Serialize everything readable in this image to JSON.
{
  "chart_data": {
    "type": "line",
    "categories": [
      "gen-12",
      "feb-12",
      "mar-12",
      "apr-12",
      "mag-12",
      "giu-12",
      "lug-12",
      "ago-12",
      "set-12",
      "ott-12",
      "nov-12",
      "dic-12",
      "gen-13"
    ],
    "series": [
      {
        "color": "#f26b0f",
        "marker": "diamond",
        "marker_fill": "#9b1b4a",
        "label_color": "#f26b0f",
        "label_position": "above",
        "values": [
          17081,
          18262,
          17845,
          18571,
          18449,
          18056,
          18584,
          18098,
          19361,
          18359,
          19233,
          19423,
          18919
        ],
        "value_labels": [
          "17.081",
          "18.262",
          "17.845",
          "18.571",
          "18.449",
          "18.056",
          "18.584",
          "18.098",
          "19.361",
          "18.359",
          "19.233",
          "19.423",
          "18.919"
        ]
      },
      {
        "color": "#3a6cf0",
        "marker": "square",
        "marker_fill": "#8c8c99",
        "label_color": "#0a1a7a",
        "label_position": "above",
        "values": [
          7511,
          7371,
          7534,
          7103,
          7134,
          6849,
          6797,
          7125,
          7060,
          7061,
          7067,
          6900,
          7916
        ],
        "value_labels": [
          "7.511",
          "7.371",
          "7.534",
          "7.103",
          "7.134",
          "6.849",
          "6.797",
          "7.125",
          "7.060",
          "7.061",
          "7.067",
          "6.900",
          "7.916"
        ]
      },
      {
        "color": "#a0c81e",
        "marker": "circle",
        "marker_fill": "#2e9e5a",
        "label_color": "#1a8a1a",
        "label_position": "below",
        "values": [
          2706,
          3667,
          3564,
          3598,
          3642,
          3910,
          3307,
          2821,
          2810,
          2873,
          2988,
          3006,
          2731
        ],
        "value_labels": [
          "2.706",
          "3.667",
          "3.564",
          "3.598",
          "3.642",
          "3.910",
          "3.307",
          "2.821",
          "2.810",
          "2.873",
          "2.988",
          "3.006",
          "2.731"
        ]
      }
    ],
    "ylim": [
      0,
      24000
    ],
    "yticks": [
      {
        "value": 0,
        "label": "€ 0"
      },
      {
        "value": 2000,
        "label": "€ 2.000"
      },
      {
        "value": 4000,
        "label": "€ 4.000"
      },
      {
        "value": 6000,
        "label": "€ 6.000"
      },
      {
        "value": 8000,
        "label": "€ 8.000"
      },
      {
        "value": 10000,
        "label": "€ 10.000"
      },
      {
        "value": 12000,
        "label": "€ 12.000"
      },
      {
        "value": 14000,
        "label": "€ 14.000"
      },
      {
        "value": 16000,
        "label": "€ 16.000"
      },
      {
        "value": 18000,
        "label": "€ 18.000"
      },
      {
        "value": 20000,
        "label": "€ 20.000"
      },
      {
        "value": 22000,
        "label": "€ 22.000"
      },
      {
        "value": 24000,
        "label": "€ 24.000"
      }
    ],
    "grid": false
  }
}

*YOUR GOAL*.
Copy out each line exactly as written.

*OUTPUT OF THE EXERCISE*.
Serialize everything readable in this image to JSON.
{
  "chart_data": {
    "type": "line",
    "categories": [
      "gen-12",
      "feb-12",
      "mar-12",
      "apr-12",
      "mag-12",
      "giu-12",
      "lug-12",
      "ago-12",
      "set-12",
      "ott-12",
      "nov-12",
      "dic-12",
      "gen-13"
    ],
    "series": [
      {
        "color": "#f26b0f",
        "marker": "diamond",
        "marker_fill": "#9b1b4a",
        "label_color": "#f26b0f",
        "label_position": "above",
        "values": [
          17081,
          18262,
          17845,
          18571,
          18449,
          18056,
          18584,
          18098,
          19361,
          18359,
          19233,
          19423,
          18919
        ],
        "value_labels": [
          "17.081",
          "18.262",
          "17.845",
          "18.571",
          "18.449",
          "18.056",
          "18.584",
          "18.098",
          "19.361",
          "18.359",
          "19.233",
          "19.423",
          "18.919"
        ]
      },
      {
        "color": "#3a6cf0",
        "marker": "square",
        "marker_fill": "#8c8c99",
        "label_color": "#0a1a7a",
        "label_position": "above",
        "values": [
          7511,
          7371,
          7534,
          7103,
          7134,
          6849,
          6797,
          7125,
          7060,
          7061,
          7067,
          6900,
          7916
        ],
        "value_labels": [
          "7.511",
          "7.371",
          "7.534",
          "7.103",
          "7.134",
          "6.849",
          "6.797",
          "7.125",
          "7.060",
          "7.061",
          "7.067",
          "6.900",
          "7.916"
        ]
      },
      {
        "color": "#a0c81e",
        "marker": "circle",
        "marker_fill": "#2e9e5a",
        "label_color": "#1a8a1a",
        "label_position": "below",
        "values": [
          2706,
          3667,
          3564,
          3598,
          3642,
          3910,
          3307,
          2821,
          2810,
          2873,
          2988,
          3006,
          2731
        ],
        "value_labels": [
          "2.706",
          "3.667",
          "3.564",
          "3.598",
          "3.642",
          "3.910",
          "3.307",
          "2.821",
          "2.810",
          "2.873",
          "2.988",
          "3.006",
          "2.731"
        ]
      }
    ],
    "ylim": [
      0,
      24000
    ],
    "yticks": [
      {
        "value": 0,
        "label": "€ 0"
      },
      {
        "value": 2000,
        "label": "€ 2.000"
      },
      {
        "value": 4000,
        "label": "€ 4.000"
      },
      {
        "value": 6000,
        "label": "€ 6.000"
      },
      {
        "value": 8000,
        "label": "€ 8.000"
      },
      {
        "value": 10000,
        "label": "€ 10.000"
      },
      {
        "value": 12000,
        "label": "€ 12.000"
      },
      {
        "value": 14000,
        "label": "€ 14.000"
      },
      {
        "value": 16000,
        "label": "€ 16.000"
      },
      {
        "value": 18000,
        "label": "€ 18.000"
      },
      {
        "value": 20000,
        "label": "€ 20.000"
      },
      {
        "value": 22000,
        "label": "€ 22.000"
      },
      {
        "value": 24000,
        "label": "€ 24.000"
      }
    ],
    "grid": false
  }
}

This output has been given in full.